=== STORED DATA ===
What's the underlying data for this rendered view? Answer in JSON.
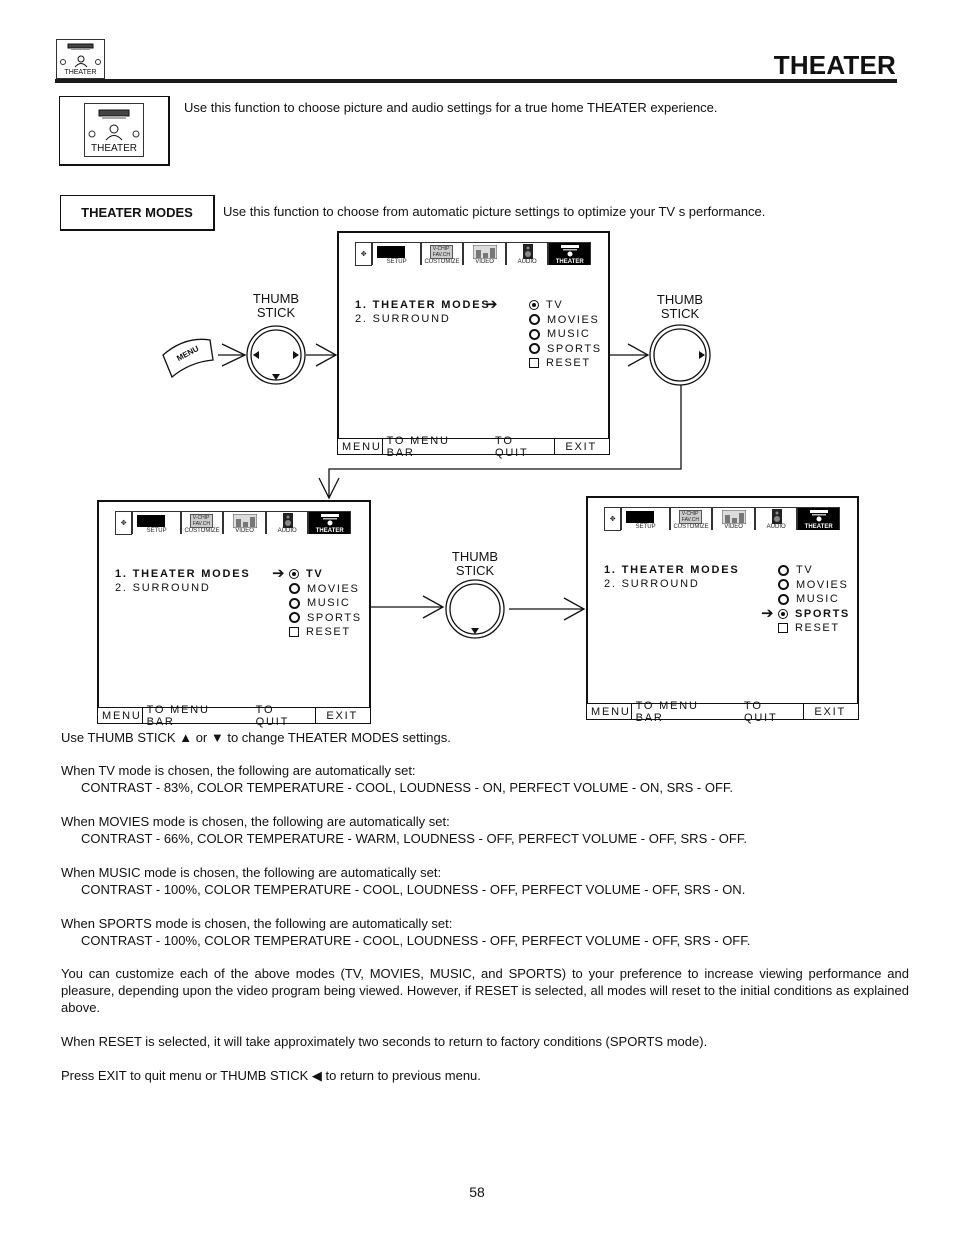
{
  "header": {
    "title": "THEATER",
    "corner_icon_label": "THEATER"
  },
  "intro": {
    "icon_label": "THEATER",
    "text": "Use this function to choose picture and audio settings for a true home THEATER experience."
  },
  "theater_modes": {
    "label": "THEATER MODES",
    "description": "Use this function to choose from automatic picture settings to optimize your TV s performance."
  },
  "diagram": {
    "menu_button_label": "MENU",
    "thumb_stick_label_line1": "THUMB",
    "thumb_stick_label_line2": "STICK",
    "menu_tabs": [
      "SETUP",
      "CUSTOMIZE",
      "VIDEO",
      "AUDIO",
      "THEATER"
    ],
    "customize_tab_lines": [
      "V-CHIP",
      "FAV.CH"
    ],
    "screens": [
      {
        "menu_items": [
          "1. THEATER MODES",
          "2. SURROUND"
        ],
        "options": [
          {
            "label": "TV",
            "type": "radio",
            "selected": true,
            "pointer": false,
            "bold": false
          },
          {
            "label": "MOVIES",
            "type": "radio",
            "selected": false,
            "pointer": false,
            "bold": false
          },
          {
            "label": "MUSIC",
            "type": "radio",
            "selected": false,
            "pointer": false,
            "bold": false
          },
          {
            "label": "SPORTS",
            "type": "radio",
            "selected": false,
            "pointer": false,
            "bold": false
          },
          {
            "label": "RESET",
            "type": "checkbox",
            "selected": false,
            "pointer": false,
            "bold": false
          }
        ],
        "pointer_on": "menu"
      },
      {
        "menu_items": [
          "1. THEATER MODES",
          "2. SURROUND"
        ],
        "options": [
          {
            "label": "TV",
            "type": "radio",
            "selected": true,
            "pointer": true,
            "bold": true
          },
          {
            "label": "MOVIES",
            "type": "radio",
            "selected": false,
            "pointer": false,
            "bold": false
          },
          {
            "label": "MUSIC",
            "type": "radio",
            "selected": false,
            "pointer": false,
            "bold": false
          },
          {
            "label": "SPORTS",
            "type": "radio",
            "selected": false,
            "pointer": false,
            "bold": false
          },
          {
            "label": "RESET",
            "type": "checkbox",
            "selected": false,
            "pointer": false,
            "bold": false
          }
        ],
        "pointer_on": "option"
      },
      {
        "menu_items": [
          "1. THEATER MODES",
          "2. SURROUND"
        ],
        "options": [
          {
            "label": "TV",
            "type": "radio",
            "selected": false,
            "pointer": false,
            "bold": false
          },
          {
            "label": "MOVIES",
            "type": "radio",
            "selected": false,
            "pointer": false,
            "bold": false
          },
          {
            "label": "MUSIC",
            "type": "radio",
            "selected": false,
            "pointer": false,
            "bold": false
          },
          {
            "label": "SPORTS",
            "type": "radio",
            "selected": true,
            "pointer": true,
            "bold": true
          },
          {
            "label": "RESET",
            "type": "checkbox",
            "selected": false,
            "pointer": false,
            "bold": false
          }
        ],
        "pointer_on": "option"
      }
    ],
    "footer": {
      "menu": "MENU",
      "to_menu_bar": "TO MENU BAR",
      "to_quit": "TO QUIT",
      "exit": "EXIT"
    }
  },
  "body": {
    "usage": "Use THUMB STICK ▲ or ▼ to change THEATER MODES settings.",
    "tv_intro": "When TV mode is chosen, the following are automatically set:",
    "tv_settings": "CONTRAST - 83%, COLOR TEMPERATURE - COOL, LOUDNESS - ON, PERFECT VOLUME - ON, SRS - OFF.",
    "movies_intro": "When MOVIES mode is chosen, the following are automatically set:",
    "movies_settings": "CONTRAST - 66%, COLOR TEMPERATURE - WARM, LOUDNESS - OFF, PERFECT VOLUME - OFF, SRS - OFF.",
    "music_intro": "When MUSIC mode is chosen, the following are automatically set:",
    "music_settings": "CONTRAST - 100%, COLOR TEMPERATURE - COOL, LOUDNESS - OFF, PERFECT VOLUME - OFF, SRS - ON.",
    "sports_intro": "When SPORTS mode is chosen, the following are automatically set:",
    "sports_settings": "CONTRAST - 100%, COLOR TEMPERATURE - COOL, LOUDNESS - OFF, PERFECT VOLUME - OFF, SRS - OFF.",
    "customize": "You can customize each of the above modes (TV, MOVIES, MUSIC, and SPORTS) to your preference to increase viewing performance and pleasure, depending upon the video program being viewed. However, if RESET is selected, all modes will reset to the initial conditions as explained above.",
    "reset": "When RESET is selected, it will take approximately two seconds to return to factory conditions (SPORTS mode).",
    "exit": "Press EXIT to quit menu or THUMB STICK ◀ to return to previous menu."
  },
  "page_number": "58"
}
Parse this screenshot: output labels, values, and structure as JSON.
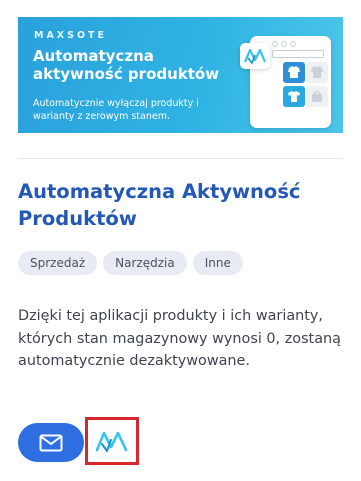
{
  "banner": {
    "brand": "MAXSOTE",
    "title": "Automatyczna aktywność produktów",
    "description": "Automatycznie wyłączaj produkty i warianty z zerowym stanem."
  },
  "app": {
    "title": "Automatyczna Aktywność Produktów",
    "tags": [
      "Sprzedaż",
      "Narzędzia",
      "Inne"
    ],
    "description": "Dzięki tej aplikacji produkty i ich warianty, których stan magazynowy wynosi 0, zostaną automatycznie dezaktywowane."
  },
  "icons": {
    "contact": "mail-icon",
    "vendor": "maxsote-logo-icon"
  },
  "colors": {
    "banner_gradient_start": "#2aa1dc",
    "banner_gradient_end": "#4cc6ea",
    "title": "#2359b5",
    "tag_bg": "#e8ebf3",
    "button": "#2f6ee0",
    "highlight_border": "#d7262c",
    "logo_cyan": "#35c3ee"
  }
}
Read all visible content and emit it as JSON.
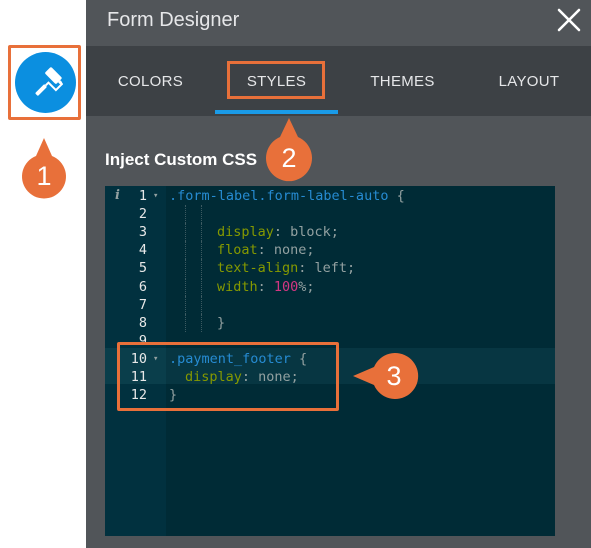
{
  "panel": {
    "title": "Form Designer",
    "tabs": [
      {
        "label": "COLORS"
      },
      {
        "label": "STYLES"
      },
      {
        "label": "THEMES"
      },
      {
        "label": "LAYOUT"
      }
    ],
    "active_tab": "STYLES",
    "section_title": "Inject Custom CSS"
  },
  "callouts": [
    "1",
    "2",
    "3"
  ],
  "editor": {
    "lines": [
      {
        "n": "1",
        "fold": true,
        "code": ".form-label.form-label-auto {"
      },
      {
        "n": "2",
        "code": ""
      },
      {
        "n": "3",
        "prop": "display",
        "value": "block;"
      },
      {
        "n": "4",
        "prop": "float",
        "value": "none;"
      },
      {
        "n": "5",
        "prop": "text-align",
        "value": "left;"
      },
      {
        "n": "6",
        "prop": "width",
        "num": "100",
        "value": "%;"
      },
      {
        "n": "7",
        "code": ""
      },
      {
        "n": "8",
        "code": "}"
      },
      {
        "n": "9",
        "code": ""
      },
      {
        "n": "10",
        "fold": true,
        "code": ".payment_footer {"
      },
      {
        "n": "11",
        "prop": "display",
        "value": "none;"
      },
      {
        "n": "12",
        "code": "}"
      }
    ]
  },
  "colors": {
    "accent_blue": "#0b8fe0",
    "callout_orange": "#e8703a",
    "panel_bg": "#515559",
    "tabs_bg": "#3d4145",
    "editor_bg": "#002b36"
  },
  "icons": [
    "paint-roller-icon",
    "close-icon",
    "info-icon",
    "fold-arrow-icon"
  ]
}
===
=== STORED DATA ===
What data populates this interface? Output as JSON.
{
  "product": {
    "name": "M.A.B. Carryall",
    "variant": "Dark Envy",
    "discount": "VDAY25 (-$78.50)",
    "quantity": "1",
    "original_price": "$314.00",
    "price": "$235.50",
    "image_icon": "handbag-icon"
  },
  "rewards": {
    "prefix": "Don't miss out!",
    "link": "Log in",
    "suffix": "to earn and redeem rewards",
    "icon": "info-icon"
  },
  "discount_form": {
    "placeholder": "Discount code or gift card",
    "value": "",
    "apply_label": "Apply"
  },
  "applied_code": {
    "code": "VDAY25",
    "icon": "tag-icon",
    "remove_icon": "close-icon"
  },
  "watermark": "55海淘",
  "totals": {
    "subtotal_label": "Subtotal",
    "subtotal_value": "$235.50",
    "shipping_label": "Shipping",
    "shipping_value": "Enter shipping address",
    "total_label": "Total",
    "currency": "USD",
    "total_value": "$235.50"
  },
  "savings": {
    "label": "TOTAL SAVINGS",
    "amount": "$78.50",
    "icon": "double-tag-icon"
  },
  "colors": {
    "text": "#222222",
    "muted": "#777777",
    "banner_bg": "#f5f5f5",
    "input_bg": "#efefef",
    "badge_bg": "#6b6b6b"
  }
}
===
#### EXERCISE PROMPT:
Take each line containing the string "prop" and copy it out.

#### REPLY TO THE TASK:
        "prop": "display",
        "prop": "float",
        "prop": "text-align",
        "prop": "width",
        "prop": "display",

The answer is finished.